### Excerpted data ###

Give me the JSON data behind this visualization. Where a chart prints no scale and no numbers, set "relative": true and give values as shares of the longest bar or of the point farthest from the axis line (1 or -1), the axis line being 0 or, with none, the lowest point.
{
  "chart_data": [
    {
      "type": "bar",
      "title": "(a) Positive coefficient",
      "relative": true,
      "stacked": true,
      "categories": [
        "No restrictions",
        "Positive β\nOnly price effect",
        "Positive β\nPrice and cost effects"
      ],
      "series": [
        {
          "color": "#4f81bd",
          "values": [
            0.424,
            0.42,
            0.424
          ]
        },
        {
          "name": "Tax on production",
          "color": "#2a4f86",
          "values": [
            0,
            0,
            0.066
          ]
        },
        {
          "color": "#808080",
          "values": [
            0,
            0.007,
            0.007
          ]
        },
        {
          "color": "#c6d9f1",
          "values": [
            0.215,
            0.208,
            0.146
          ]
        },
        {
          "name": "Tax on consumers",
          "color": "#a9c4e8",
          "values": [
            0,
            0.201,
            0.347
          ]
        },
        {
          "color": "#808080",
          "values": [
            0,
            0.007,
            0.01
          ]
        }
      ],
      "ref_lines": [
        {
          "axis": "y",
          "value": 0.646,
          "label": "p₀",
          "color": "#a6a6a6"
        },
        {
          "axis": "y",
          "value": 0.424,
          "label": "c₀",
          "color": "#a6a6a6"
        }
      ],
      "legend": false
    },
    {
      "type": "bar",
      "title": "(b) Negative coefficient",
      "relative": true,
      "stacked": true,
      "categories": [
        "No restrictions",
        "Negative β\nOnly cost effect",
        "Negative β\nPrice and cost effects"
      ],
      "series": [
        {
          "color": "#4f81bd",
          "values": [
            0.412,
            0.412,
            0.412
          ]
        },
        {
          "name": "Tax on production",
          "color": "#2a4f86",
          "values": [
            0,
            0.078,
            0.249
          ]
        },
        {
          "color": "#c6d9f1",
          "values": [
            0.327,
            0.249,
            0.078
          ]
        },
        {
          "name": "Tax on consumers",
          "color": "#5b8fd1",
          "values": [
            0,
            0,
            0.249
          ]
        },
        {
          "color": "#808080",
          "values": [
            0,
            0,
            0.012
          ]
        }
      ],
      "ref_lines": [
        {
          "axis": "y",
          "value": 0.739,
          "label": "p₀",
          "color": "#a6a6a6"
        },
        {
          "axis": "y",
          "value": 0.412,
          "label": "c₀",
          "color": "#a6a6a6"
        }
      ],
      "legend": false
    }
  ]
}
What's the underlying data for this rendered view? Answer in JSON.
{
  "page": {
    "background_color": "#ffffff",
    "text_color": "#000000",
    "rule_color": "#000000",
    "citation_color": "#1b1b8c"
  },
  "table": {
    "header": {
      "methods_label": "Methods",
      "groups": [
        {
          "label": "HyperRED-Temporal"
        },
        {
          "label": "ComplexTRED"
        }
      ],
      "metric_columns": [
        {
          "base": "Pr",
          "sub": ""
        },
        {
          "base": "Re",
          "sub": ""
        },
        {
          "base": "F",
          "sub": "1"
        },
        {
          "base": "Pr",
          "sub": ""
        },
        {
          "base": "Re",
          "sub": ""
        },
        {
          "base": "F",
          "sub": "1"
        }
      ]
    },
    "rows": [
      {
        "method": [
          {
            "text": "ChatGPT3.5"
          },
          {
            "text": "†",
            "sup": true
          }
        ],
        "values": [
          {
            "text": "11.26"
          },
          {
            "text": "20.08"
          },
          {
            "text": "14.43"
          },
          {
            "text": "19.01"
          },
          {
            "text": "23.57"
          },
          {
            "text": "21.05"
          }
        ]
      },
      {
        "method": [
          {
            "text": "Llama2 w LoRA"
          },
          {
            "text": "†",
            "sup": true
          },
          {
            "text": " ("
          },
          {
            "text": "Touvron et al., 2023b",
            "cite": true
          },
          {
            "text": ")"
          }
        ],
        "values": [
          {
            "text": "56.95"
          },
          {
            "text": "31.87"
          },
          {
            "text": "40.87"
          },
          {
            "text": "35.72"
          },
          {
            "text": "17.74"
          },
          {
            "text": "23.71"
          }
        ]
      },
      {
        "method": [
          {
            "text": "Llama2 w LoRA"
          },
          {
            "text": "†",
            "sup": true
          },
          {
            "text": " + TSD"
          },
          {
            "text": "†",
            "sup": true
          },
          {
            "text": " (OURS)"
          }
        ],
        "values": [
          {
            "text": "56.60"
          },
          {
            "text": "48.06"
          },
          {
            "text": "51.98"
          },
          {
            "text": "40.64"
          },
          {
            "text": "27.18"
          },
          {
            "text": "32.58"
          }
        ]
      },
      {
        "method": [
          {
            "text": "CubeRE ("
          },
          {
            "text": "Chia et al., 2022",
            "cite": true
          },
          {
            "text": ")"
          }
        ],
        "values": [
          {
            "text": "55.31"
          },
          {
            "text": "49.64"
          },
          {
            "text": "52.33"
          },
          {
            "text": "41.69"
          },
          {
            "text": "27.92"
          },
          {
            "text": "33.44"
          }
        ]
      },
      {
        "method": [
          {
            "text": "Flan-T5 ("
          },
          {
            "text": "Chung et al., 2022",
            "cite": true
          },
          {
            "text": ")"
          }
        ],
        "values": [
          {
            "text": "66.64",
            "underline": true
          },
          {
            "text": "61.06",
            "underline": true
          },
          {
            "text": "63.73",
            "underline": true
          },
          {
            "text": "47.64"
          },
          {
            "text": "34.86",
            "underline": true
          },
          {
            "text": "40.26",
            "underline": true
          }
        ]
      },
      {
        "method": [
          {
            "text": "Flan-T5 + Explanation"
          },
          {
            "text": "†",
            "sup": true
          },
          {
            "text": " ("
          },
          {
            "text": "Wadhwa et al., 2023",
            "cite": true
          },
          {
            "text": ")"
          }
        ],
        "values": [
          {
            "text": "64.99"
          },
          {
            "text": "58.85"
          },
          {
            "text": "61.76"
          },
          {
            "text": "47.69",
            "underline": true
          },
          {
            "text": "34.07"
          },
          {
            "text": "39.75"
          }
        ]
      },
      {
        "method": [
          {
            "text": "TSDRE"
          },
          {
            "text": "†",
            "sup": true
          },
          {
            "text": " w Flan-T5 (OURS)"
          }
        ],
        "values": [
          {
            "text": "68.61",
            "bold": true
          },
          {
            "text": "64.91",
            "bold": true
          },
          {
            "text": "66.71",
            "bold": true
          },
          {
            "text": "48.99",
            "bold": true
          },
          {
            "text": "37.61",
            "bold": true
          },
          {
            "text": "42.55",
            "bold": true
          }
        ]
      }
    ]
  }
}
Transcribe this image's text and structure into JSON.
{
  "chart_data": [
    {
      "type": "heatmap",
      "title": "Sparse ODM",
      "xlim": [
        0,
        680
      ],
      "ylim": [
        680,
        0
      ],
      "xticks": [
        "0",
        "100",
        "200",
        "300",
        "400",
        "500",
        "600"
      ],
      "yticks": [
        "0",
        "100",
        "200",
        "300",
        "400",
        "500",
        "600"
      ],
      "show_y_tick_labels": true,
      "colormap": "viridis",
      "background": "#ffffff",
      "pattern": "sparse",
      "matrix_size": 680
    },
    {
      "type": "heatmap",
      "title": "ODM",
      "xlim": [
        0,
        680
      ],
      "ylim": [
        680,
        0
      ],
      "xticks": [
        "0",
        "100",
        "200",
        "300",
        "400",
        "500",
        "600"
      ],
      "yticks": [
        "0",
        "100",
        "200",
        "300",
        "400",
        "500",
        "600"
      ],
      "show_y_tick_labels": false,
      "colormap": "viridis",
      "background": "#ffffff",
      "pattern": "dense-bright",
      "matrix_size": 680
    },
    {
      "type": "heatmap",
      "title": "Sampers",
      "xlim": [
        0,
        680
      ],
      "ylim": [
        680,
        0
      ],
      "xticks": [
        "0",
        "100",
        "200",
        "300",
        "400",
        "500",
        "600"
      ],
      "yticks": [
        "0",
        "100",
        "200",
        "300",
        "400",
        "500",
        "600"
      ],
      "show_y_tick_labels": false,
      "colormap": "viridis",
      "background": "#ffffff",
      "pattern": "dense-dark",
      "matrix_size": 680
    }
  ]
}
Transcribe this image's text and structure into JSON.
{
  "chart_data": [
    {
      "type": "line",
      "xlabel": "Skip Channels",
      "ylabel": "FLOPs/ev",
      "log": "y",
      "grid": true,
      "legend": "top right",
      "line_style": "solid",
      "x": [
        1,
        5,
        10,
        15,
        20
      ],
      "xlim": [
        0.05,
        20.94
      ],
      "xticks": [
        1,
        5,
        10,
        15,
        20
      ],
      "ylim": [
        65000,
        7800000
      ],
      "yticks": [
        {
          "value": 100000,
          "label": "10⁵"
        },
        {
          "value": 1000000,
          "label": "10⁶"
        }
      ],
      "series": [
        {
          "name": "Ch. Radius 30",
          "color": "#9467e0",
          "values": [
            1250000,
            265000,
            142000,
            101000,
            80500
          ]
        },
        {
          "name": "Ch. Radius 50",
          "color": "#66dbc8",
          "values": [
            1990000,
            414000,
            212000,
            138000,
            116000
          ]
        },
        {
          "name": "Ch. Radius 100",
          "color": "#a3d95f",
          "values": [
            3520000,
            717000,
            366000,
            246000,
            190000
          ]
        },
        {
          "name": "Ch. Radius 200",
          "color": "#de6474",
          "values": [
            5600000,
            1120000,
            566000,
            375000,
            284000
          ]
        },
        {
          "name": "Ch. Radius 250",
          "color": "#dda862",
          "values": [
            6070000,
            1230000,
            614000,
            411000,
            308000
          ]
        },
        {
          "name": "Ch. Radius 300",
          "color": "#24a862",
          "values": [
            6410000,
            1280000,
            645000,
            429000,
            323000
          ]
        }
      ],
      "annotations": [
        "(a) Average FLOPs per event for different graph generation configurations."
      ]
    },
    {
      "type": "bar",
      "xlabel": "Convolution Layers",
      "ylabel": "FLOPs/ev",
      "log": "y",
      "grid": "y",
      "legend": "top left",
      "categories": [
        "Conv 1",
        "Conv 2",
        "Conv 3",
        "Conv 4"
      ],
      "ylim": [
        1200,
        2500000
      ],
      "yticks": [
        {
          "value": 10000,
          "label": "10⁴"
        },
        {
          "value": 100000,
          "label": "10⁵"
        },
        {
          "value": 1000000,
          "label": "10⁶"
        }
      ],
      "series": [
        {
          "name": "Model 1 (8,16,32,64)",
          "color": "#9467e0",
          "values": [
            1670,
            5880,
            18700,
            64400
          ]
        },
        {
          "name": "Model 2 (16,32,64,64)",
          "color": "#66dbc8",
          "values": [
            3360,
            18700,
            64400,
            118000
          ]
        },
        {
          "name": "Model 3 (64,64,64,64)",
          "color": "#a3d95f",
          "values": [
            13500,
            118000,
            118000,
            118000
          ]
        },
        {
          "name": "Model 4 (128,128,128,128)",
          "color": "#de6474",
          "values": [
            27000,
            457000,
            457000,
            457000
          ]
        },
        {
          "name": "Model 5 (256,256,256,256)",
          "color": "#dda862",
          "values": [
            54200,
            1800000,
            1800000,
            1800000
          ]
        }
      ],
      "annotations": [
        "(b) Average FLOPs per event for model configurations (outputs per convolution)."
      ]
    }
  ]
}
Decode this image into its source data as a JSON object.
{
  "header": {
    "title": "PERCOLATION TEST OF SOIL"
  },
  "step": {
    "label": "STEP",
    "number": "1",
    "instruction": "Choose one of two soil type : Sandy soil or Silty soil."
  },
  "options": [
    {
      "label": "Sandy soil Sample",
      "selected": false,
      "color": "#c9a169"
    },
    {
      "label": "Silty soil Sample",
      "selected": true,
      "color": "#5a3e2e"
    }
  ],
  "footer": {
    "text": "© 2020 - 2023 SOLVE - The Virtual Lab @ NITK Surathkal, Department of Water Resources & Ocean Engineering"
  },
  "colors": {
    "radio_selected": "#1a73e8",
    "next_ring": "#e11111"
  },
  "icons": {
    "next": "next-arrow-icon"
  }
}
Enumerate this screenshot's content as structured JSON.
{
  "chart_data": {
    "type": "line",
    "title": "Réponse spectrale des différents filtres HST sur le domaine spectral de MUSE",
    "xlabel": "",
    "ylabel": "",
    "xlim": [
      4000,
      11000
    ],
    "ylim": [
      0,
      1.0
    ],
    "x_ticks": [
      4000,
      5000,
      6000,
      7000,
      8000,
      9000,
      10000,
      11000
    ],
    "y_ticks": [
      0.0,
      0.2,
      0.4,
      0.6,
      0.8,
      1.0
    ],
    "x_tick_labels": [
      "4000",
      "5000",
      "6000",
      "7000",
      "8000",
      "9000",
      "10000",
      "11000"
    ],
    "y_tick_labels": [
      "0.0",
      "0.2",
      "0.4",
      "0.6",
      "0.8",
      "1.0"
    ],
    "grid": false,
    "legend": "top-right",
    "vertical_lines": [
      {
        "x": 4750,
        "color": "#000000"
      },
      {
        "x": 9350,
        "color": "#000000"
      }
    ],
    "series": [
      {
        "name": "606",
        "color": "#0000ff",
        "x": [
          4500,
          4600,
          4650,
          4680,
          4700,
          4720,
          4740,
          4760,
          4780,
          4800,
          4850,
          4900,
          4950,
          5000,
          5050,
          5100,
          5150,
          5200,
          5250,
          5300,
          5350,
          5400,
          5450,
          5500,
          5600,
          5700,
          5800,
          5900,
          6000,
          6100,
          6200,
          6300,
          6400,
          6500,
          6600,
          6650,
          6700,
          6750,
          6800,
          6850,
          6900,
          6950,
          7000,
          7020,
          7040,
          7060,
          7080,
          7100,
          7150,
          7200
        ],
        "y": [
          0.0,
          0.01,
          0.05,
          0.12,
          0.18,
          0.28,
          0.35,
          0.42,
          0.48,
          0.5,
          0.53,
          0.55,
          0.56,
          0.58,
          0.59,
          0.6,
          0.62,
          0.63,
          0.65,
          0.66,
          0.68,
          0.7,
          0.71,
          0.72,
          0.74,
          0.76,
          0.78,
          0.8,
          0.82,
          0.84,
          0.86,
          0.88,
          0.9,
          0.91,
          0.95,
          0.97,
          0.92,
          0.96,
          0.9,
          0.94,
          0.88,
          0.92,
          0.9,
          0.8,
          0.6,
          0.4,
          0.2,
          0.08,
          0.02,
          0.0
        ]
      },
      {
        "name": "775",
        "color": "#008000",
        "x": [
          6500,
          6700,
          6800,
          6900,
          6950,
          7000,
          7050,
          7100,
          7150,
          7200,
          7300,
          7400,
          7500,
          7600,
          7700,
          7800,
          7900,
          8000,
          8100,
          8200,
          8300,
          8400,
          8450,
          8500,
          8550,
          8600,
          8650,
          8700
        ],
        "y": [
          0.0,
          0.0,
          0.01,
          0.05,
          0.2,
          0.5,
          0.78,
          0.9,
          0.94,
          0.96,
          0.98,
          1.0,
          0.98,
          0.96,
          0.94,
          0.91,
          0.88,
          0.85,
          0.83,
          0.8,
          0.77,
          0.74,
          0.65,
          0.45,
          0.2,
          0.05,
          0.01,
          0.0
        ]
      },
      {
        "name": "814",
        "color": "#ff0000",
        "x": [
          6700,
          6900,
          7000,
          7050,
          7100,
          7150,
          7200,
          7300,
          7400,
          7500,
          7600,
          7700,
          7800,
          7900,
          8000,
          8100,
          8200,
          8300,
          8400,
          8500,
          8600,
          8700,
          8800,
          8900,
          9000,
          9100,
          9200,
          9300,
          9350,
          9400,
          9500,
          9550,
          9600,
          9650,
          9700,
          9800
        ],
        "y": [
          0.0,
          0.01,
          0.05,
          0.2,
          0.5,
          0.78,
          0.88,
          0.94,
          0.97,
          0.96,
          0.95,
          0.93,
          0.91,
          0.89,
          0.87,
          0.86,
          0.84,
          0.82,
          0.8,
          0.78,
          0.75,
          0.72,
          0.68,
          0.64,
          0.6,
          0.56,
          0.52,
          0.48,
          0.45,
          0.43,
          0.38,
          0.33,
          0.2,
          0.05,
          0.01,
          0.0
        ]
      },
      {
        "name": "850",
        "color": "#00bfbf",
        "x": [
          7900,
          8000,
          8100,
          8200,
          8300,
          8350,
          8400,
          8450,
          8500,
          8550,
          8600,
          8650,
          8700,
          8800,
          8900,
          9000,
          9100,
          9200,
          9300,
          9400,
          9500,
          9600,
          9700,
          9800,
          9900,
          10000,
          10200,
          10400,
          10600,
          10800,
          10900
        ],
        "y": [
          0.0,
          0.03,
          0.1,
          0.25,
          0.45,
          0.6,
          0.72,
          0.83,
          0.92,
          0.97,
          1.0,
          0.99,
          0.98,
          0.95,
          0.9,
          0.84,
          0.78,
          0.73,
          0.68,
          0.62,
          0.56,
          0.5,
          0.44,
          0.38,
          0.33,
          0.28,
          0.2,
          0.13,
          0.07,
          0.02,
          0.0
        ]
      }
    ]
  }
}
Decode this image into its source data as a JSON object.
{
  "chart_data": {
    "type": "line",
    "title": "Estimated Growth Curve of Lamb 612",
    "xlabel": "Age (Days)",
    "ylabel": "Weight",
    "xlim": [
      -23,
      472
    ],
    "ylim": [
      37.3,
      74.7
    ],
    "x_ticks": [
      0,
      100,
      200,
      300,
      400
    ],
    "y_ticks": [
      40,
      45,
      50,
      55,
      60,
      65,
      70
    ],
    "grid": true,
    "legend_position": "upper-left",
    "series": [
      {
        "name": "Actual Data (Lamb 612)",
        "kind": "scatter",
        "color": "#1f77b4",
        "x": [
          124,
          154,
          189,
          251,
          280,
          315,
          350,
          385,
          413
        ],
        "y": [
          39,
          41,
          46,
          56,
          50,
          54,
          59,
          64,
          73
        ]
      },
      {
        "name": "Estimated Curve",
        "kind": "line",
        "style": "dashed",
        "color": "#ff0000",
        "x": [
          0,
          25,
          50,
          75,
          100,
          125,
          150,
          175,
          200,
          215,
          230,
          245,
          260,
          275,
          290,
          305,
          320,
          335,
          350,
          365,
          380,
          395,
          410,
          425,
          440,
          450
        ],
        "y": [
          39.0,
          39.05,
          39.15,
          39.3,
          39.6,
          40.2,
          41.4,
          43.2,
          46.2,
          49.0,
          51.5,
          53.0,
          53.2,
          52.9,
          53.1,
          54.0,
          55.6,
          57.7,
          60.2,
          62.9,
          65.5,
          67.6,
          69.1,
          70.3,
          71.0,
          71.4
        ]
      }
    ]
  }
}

###

- _Exercise prompt_:
Tally the lines in the entries above that hold the word "Sample". Reply with nothing but that count.

- _Complete output_:
2